• Stated exercise
Put the entries from the start through the line containing "epigram-line: На что" into a JSON list of strings, one string per line and blank lines omitted.

• Excerpts from a layout annotation set
==*==
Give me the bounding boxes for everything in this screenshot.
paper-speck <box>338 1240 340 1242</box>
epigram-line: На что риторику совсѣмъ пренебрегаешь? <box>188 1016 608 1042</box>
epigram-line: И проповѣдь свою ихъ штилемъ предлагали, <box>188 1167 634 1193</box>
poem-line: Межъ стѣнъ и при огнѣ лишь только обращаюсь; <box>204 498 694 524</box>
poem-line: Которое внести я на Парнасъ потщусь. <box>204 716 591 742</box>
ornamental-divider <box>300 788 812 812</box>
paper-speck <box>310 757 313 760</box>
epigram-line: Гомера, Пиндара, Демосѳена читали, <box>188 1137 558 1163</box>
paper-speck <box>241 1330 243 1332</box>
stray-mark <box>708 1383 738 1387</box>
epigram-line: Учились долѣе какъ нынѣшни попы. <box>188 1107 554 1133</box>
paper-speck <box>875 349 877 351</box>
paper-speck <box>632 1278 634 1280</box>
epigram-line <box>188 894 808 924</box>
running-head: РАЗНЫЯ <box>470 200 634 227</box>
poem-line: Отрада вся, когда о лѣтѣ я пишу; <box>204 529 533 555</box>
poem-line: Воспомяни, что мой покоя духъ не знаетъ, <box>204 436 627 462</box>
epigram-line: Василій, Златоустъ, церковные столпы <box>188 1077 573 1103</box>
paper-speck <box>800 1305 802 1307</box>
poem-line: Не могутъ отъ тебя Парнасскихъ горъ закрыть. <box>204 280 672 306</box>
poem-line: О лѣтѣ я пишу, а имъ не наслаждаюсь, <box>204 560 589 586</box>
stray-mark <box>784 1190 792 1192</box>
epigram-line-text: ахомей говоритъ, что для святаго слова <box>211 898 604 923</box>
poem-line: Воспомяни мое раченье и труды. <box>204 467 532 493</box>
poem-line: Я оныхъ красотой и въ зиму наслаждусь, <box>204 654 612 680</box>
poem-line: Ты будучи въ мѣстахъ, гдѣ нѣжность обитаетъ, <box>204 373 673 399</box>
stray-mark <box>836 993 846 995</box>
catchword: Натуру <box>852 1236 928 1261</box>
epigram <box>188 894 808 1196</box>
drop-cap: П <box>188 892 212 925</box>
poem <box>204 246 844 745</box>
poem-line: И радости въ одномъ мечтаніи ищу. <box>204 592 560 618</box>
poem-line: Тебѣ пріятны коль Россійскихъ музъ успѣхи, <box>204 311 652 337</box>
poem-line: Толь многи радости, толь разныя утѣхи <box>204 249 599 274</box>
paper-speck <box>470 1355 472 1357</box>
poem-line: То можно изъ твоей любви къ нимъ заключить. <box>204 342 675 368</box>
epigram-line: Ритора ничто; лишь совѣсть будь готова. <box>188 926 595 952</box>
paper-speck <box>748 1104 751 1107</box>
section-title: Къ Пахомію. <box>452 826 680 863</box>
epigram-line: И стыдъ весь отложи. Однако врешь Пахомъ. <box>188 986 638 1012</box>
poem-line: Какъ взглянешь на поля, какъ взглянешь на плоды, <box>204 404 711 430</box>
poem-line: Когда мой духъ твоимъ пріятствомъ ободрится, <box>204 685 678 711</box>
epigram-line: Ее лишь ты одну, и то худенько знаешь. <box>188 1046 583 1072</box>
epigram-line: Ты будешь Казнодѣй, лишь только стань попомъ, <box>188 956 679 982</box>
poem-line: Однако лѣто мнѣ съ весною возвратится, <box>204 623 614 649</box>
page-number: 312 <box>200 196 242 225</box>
==*==
• Solution to the problem
[
  "Give me the bounding boxes for everything in this screenshot.",
  "paper-speck <box>338 1240 340 1242</box>",
  "epigram-line: На что риторику совсѣмъ пренебрегаешь? <box>188 1016 608 1042</box>"
]